[EXERCISE INSTRUCTIONS]
Print each line of the listing once more, precisely as given.

# START OF LISTED ENTRIES

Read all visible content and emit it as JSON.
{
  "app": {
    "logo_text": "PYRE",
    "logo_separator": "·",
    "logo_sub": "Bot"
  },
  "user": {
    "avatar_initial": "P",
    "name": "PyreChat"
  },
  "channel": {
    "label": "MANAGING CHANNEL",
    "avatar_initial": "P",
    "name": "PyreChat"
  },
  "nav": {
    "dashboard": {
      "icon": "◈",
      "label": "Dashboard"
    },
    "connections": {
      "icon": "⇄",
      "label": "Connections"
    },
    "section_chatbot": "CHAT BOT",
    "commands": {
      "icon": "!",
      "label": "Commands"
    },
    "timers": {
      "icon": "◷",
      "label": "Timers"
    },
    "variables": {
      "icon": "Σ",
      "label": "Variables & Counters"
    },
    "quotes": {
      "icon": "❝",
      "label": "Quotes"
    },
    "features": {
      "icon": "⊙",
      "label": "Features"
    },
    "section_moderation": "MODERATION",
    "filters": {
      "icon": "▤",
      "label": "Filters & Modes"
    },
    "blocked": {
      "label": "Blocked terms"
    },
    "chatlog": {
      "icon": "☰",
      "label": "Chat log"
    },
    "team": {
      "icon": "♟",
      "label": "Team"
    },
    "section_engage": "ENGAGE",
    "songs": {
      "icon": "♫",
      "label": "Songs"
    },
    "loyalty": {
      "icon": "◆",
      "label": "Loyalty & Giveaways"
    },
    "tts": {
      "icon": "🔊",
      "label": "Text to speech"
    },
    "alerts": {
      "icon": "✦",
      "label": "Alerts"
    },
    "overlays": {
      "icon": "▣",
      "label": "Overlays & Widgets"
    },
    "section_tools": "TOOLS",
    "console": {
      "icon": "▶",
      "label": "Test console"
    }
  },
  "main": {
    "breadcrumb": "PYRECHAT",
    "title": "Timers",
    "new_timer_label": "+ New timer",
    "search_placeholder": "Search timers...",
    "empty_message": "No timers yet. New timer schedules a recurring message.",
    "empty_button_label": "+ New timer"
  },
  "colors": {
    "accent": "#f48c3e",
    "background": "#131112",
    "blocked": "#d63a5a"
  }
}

# END OF LISTED ENTRIES

[WRITTEN ANSWER]
Read all visible content and emit it as JSON.
{
  "app": {
    "logo_text": "PYRE",
    "logo_separator": "·",
    "logo_sub": "Bot"
  },
  "user": {
    "avatar_initial": "P",
    "name": "PyreChat"
  },
  "channel": {
    "label": "MANAGING CHANNEL",
    "avatar_initial": "P",
    "name": "PyreChat"
  },
  "nav": {
    "dashboard": {
      "icon": "◈",
      "label": "Dashboard"
    },
    "connections": {
      "icon": "⇄",
      "label": "Connections"
    },
    "section_chatbot": "CHAT BOT",
    "commands": {
      "icon": "!",
      "label": "Commands"
    },
    "timers": {
      "icon": "◷",
      "label": "Timers"
    },
    "variables": {
      "icon": "Σ",
      "label": "Variables & Counters"
    },
    "quotes": {
      "icon": "❝",
      "label": "Quotes"
    },
    "features": {
      "icon": "⊙",
      "label": "Features"
    },
    "section_moderation": "MODERATION",
    "filters": {
      "icon": "▤",
      "label": "Filters & Modes"
    },
    "blocked": {
      "label": "Blocked terms"
    },
    "chatlog": {
      "icon": "☰",
      "label": "Chat log"
    },
    "team": {
      "icon": "♟",
      "label": "Team"
    },
    "section_engage": "ENGAGE",
    "songs": {
      "icon": "♫",
      "label": "Songs"
    },
    "loyalty": {
      "icon": "◆",
      "label": "Loyalty & Giveaways"
    },
    "tts": {
      "icon": "🔊",
      "label": "Text to speech"
    },
    "alerts": {
      "icon": "✦",
      "label": "Alerts"
    },
    "overlays": {
      "icon": "▣",
      "label": "Overlays & Widgets"
    },
    "section_tools": "TOOLS",
    "console": {
      "icon": "▶",
      "label": "Test console"
    }
  },
  "main": {
    "breadcrumb": "PYRECHAT",
    "title": "Timers",
    "new_timer_label": "+ New timer",
    "search_placeholder": "Search timers...",
    "empty_message": "No timers yet. New timer schedules a recurring message.",
    "empty_button_label": "+ New timer"
  },
  "colors": {
    "accent": "#f48c3e",
    "background": "#131112",
    "blocked": "#d63a5a"
  }
}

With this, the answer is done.